Available data:
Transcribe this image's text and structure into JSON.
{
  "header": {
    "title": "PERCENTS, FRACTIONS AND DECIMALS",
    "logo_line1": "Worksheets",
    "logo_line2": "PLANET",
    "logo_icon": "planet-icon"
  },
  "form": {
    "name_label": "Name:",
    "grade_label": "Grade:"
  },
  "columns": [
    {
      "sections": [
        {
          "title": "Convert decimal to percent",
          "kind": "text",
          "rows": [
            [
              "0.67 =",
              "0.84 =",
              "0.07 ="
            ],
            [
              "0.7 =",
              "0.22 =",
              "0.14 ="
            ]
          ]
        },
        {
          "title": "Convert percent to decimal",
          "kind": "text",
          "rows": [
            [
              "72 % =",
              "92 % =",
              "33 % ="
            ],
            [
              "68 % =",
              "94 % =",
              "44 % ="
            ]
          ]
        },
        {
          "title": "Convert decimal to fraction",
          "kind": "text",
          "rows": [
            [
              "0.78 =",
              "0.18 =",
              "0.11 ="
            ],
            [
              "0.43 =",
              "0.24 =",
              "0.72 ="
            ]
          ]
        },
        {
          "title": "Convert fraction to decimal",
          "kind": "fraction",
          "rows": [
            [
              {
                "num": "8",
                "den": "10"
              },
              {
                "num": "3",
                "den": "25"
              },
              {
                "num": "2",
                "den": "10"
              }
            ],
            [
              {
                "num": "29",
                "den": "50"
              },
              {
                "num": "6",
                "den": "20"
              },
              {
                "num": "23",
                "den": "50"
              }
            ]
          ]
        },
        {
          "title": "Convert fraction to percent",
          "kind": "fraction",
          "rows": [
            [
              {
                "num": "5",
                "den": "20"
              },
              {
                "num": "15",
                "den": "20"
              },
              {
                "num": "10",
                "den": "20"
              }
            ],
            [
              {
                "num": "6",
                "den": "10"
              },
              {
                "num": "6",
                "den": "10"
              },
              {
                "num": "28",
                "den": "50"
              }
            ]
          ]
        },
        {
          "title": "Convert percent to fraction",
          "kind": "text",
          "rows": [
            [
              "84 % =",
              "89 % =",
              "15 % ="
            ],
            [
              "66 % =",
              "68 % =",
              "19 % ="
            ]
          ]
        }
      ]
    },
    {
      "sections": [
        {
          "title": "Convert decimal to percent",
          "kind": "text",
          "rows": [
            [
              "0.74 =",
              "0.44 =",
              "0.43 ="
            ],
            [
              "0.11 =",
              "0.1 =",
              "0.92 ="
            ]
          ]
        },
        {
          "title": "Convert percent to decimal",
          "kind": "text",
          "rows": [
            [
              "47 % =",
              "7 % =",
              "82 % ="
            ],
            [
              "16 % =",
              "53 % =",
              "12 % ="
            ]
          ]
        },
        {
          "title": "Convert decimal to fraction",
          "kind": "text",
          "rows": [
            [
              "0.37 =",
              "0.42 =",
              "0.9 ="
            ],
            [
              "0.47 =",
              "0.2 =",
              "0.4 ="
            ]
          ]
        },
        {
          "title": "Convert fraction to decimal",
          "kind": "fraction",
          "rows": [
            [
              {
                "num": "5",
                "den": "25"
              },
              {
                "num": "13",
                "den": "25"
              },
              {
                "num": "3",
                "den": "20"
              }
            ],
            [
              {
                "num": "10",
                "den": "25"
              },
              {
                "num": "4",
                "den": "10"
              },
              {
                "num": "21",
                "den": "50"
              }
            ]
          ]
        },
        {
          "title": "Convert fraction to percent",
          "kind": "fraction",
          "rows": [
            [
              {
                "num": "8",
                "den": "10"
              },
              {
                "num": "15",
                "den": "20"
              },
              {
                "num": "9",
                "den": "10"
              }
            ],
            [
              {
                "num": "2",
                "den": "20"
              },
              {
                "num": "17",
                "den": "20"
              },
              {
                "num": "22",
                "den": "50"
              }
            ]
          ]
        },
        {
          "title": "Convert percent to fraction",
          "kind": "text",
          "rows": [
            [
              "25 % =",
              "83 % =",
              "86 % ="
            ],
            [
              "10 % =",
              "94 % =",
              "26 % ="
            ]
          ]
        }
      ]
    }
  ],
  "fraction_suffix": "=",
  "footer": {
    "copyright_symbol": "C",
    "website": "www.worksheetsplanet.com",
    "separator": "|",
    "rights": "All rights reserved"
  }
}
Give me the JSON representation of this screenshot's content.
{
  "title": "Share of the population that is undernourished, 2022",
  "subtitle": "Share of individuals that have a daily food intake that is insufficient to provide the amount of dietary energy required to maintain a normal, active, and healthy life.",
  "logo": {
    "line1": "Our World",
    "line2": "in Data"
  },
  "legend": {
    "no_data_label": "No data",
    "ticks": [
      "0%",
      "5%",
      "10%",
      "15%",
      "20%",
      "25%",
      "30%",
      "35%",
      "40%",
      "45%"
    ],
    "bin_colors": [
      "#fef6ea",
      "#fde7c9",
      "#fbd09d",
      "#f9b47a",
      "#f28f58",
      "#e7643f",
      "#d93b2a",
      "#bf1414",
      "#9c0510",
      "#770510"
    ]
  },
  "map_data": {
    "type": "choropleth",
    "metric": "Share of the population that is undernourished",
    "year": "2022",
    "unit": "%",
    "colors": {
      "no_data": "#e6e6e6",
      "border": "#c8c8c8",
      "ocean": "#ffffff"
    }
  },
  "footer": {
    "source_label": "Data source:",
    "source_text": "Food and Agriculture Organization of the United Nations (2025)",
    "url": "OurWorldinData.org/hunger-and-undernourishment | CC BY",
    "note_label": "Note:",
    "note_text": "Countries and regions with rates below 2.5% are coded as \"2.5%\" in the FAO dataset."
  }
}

Stated task: Quote each line of the data above exactly as written.

The response:
Transcribe this image's text and structure into JSON.
{
  "header": {
    "title": "PERCENTS, FRACTIONS AND DECIMALS",
    "logo_line1": "Worksheets",
    "logo_line2": "PLANET",
    "logo_icon": "planet-icon"
  },
  "form": {
    "name_label": "Name:",
    "grade_label": "Grade:"
  },
  "columns": [
    {
      "sections": [
        {
          "title": "Convert decimal to percent",
          "kind": "text",
          "rows": [
            [
              "0.67 =",
              "0.84 =",
              "0.07 ="
            ],
            [
              "0.7 =",
              "0.22 =",
              "0.14 ="
            ]
          ]
        },
        {
          "title": "Convert percent to decimal",
          "kind": "text",
          "rows": [
            [
              "72 % =",
              "92 % =",
              "33 % ="
            ],
            [
              "68 % =",
              "94 % =",
              "44 % ="
            ]
          ]
        },
        {
          "title": "Convert decimal to fraction",
          "kind": "text",
          "rows": [
            [
              "0.78 =",
              "0.18 =",
              "0.11 ="
            ],
            [
              "0.43 =",
              "0.24 =",
              "0.72 ="
            ]
          ]
        },
        {
          "title": "Convert fraction to decimal",
          "kind": "fraction",
          "rows": [
            [
              {
                "num": "8",
                "den": "10"
              },
              {
                "num": "3",
                "den": "25"
              },
              {
                "num": "2",
                "den": "10"
              }
            ],
            [
              {
                "num": "29",
                "den": "50"
              },
              {
                "num": "6",
                "den": "20"
              },
              {
                "num": "23",
                "den": "50"
              }
            ]
          ]
        },
        {
          "title": "Convert fraction to percent",
          "kind": "fraction",
          "rows": [
            [
              {
                "num": "5",
                "den": "20"
              },
              {
                "num": "15",
                "den": "20"
              },
              {
                "num": "10",
                "den": "20"
              }
            ],
            [
              {
                "num": "6",
                "den": "10"
              },
              {
                "num": "6",
                "den": "10"
              },
              {
                "num": "28",
                "den": "50"
              }
            ]
          ]
        },
        {
          "title": "Convert percent to fraction",
          "kind": "text",
          "rows": [
            [
              "84 % =",
              "89 % =",
              "15 % ="
            ],
            [
              "66 % =",
              "68 % =",
              "19 % ="
            ]
          ]
        }
      ]
    },
    {
      "sections": [
        {
          "title": "Convert decimal to percent",
          "kind": "text",
          "rows": [
            [
              "0.74 =",
              "0.44 =",
              "0.43 ="
            ],
            [
              "0.11 =",
              "0.1 =",
              "0.92 ="
            ]
          ]
        },
        {
          "title": "Convert percent to decimal",
          "kind": "text",
          "rows": [
            [
              "47 % =",
              "7 % =",
              "82 % ="
            ],
            [
              "16 % =",
              "53 % =",
              "12 % ="
            ]
          ]
        },
        {
          "title": "Convert decimal to fraction",
          "kind": "text",
          "rows": [
            [
              "0.37 =",
              "0.42 =",
              "0.9 ="
            ],
            [
              "0.47 =",
              "0.2 =",
              "0.4 ="
            ]
          ]
        },
        {
          "title": "Convert fraction to decimal",
          "kind": "fraction",
          "rows": [
            [
              {
                "num": "5",
                "den": "25"
              },
              {
                "num": "13",
                "den": "25"
              },
              {
                "num": "3",
                "den": "20"
              }
            ],
            [
              {
                "num": "10",
                "den": "25"
              },
              {
                "num": "4",
                "den": "10"
              },
              {
                "num": "21",
                "den": "50"
              }
            ]
          ]
        },
        {
          "title": "Convert fraction to percent",
          "kind": "fraction",
          "rows": [
            [
              {
                "num": "8",
                "den": "10"
              },
              {
                "num": "15",
                "den": "20"
              },
              {
                "num": "9",
                "den": "10"
              }
            ],
            [
              {
                "num": "2",
                "den": "20"
              },
              {
                "num": "17",
                "den": "20"
              },
              {
                "num": "22",
                "den": "50"
              }
            ]
          ]
        },
        {
          "title": "Convert percent to fraction",
          "kind": "text",
          "rows": [
            [
              "25 % =",
              "83 % =",
              "86 % ="
            ],
            [
              "10 % =",
              "94 % =",
              "26 % ="
            ]
          ]
        }
      ]
    }
  ],
  "fraction_suffix": "=",
  "footer": {
    "copyright_symbol": "C",
    "website": "www.worksheetsplanet.com",
    "separator": "|",
    "rights": "All rights reserved"
  }
}
Give me the JSON representation of this screenshot's content.
{
  "title": "Share of the population that is undernourished, 2022",
  "subtitle": "Share of individuals that have a daily food intake that is insufficient to provide the amount of dietary energy required to maintain a normal, active, and healthy life.",
  "logo": {
    "line1": "Our World",
    "line2": "in Data"
  },
  "legend": {
    "no_data_label": "No data",
    "ticks": [
      "0%",
      "5%",
      "10%",
      "15%",
      "20%",
      "25%",
      "30%",
      "35%",
      "40%",
      "45%"
    ],
    "bin_colors": [
      "#fef6ea",
      "#fde7c9",
      "#fbd09d",
      "#f9b47a",
      "#f28f58",
      "#e7643f",
      "#d93b2a",
      "#bf1414",
      "#9c0510",
      "#770510"
    ]
  },
  "map_data": {
    "type": "choropleth",
    "metric": "Share of the population that is undernourished",
    "year": "2022",
    "unit": "%",
    "colors": {
      "no_data": "#e6e6e6",
      "border": "#c8c8c8",
      "ocean": "#ffffff"
    }
  },
  "footer": {
    "source_label": "Data source:",
    "source_text": "Food and Agriculture Organization of the United Nations (2025)",
    "url": "OurWorldinData.org/hunger-and-undernourishment | CC BY",
    "note_label": "Note:",
    "note_text": "Countries and regions with rates below 2.5% are coded as \"2.5%\" in the FAO dataset."
  }
}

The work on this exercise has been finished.